--- Begin Record set ---

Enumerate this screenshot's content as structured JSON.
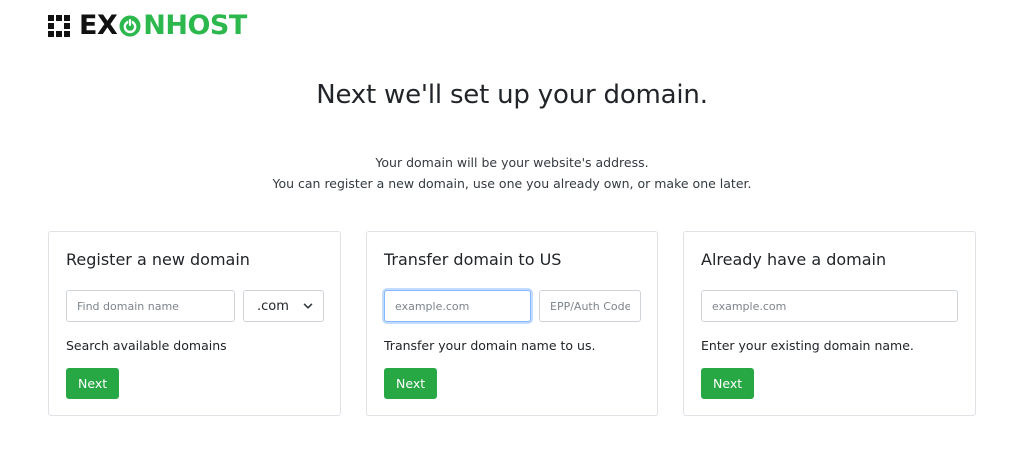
{
  "brand": {
    "part1": "EX",
    "part2": "NHOST",
    "icon": "power-icon",
    "accent_color": "#2db84d"
  },
  "header": {
    "title": "Next we'll set up your domain.",
    "subtitle_line1": "Your domain will be your website's address.",
    "subtitle_line2": "You can register a new domain, use one you already own, or make one later."
  },
  "cards": {
    "register": {
      "title": "Register a new domain",
      "input_placeholder": "Find domain name",
      "input_value": "",
      "tld_selected": ".com",
      "help": "Search available domains",
      "button": "Next"
    },
    "transfer": {
      "title": "Transfer domain to US",
      "domain_placeholder": "example.com",
      "domain_value": "",
      "epp_placeholder": "EPP/Auth Code",
      "epp_value": "",
      "help": "Transfer your domain name to us.",
      "button": "Next"
    },
    "existing": {
      "title": "Already have a domain",
      "domain_placeholder": "example.com",
      "domain_value": "",
      "help": "Enter your existing domain name.",
      "button": "Next"
    }
  },
  "colors": {
    "button_green": "#28a745",
    "focus_border": "#86b7fe"
  }
}
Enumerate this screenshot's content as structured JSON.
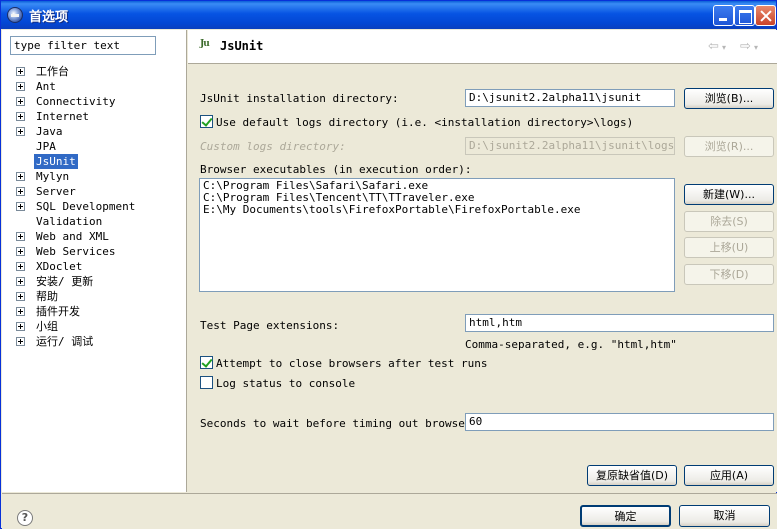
{
  "window": {
    "title": "首选项"
  },
  "filter": {
    "value": "type filter text"
  },
  "tree": [
    {
      "label": "工作台",
      "expandable": true
    },
    {
      "label": "Ant",
      "expandable": true
    },
    {
      "label": "Connectivity",
      "expandable": true
    },
    {
      "label": "Internet",
      "expandable": true
    },
    {
      "label": "Java",
      "expandable": true
    },
    {
      "label": "JPA",
      "expandable": false
    },
    {
      "label": "JsUnit",
      "expandable": false,
      "selected": true
    },
    {
      "label": "Mylyn",
      "expandable": true
    },
    {
      "label": "Server",
      "expandable": true
    },
    {
      "label": "SQL Development",
      "expandable": true
    },
    {
      "label": "Validation",
      "expandable": false
    },
    {
      "label": "Web and XML",
      "expandable": true
    },
    {
      "label": "Web Services",
      "expandable": true
    },
    {
      "label": "XDoclet",
      "expandable": true
    },
    {
      "label": "安装/ 更新",
      "expandable": true
    },
    {
      "label": "帮助",
      "expandable": true
    },
    {
      "label": "插件开发",
      "expandable": true
    },
    {
      "label": "小组",
      "expandable": true
    },
    {
      "label": "运行/ 调试",
      "expandable": true
    }
  ],
  "page": {
    "icon_text": "Ju",
    "title": "JsUnit",
    "install_dir": {
      "label": "JsUnit installation directory:",
      "value": "D:\\jsunit2.2alpha11\\jsunit",
      "browse": "浏览(B)..."
    },
    "default_logs": {
      "label": "Use default logs directory (i.e. <installation directory>\\logs)",
      "checked": true
    },
    "custom_logs": {
      "label": "Custom logs directory:",
      "value": "D:\\jsunit2.2alpha11\\jsunit\\logs",
      "browse": "浏览(R)..."
    },
    "browsers": {
      "label": "Browser executables (in execution order):",
      "items": [
        "C:\\Program Files\\Safari\\Safari.exe",
        "C:\\Program Files\\Tencent\\TT\\TTraveler.exe",
        "E:\\My Documents\\tools\\FirefoxPortable\\FirefoxPortable.exe"
      ],
      "new_btn": "新建(W)...",
      "remove_btn": "除去(S)",
      "up_btn": "上移(U)",
      "down_btn": "下移(D)"
    },
    "extensions": {
      "label": "Test Page extensions:",
      "value": "html,htm",
      "hint": "Comma-separated, e.g. \"html,htm\""
    },
    "attempt_close": {
      "label": "Attempt to close browsers after test runs",
      "checked": true
    },
    "log_status": {
      "label": "Log status to console",
      "checked": false
    },
    "timeout": {
      "label": "Seconds to wait before timing out browsers:",
      "value": "60"
    },
    "restore_defaults": "复原缺省值(D)",
    "apply": "应用(A)"
  },
  "footer": {
    "ok": "确定",
    "cancel": "取消"
  },
  "icons": {
    "help": "?"
  }
}
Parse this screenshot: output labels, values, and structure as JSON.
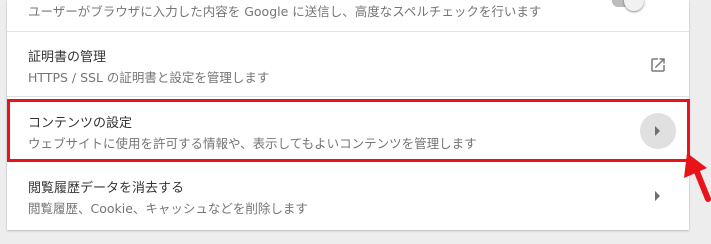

--- End Record set ---

Copy every record above exactly, leaving out any pictures.

▶ **Result**
Enumerate this screenshot's content as structured JSON.
{
  "brand": {
    "part1": "EX",
    "part2": "NHOST",
    "icon": "power-icon",
    "accent_color": "#2db84d"
  },
  "header": {
    "title": "Next we'll set up your domain.",
    "subtitle_line1": "Your domain will be your website's address.",
    "subtitle_line2": "You can register a new domain, use one you already own, or make one later."
  },
  "cards": {
    "register": {
      "title": "Register a new domain",
      "input_placeholder": "Find domain name",
      "input_value": "",
      "tld_selected": ".com",
      "help": "Search available domains",
      "button": "Next"
    },
    "transfer": {
      "title": "Transfer domain to US",
      "domain_placeholder": "example.com",
      "domain_value": "",
      "epp_placeholder": "EPP/Auth Code",
      "epp_value": "",
      "help": "Transfer your domain name to us.",
      "button": "Next"
    },
    "existing": {
      "title": "Already have a domain",
      "domain_placeholder": "example.com",
      "domain_value": "",
      "help": "Enter your existing domain name.",
      "button": "Next"
    }
  },
  "colors": {
    "button_green": "#28a745",
    "focus_border": "#86b7fe"
  }
}
Enumerate this screenshot's content as structured JSON.
{
  "window": {
    "title": "首选项"
  },
  "filter": {
    "value": "type filter text"
  },
  "tree": [
    {
      "label": "工作台",
      "expandable": true
    },
    {
      "label": "Ant",
      "expandable": true
    },
    {
      "label": "Connectivity",
      "expandable": true
    },
    {
      "label": "Internet",
      "expandable": true
    },
    {
      "label": "Java",
      "expandable": true
    },
    {
      "label": "JPA",
      "expandable": false
    },
    {
      "label": "JsUnit",
      "expandable": false,
      "selected": true
    },
    {
      "label": "Mylyn",
      "expandable": true
    },
    {
      "label": "Server",
      "expandable": true
    },
    {
      "label": "SQL Development",
      "expandable": true
    },
    {
      "label": "Validation",
      "expandable": false
    },
    {
      "label": "Web and XML",
      "expandable": true
    },
    {
      "label": "Web Services",
      "expandable": true
    },
    {
      "label": "XDoclet",
      "expandable": true
    },
    {
      "label": "安装/ 更新",
      "expandable": true
    },
    {
      "label": "帮助",
      "expandable": true
    },
    {
      "label": "插件开发",
      "expandable": true
    },
    {
      "label": "小组",
      "expandable": true
    },
    {
      "label": "运行/ 调试",
      "expandable": true
    }
  ],
  "page": {
    "icon_text": "Ju",
    "title": "JsUnit",
    "install_dir": {
      "label": "JsUnit installation directory:",
      "value": "D:\\jsunit2.2alpha11\\jsunit",
      "browse": "浏览(B)..."
    },
    "default_logs": {
      "label": "Use default logs directory (i.e. <installation directory>\\logs)",
      "checked": true
    },
    "custom_logs": {
      "label": "Custom logs directory:",
      "value": "D:\\jsunit2.2alpha11\\jsunit\\logs",
      "browse": "浏览(R)..."
    },
    "browsers": {
      "label": "Browser executables (in execution order):",
      "items": [
        "C:\\Program Files\\Safari\\Safari.exe",
        "C:\\Program Files\\Tencent\\TT\\TTraveler.exe",
        "E:\\My Documents\\tools\\FirefoxPortable\\FirefoxPortable.exe"
      ],
      "new_btn": "新建(W)...",
      "remove_btn": "除去(S)",
      "up_btn": "上移(U)",
      "down_btn": "下移(D)"
    },
    "extensions": {
      "label": "Test Page extensions:",
      "value": "html,htm",
      "hint": "Comma-separated, e.g. \"html,htm\""
    },
    "attempt_close": {
      "label": "Attempt to close browsers after test runs",
      "checked": true
    },
    "log_status": {
      "label": "Log status to console",
      "checked": false
    },
    "timeout": {
      "label": "Seconds to wait before timing out browsers:",
      "value": "60"
    },
    "restore_defaults": "复原缺省值(D)",
    "apply": "应用(A)"
  },
  "footer": {
    "ok": "确定",
    "cancel": "取消"
  },
  "icons": {
    "help": "?"
  }
}
Parse this screenshot: output labels, values, and structure as JSON.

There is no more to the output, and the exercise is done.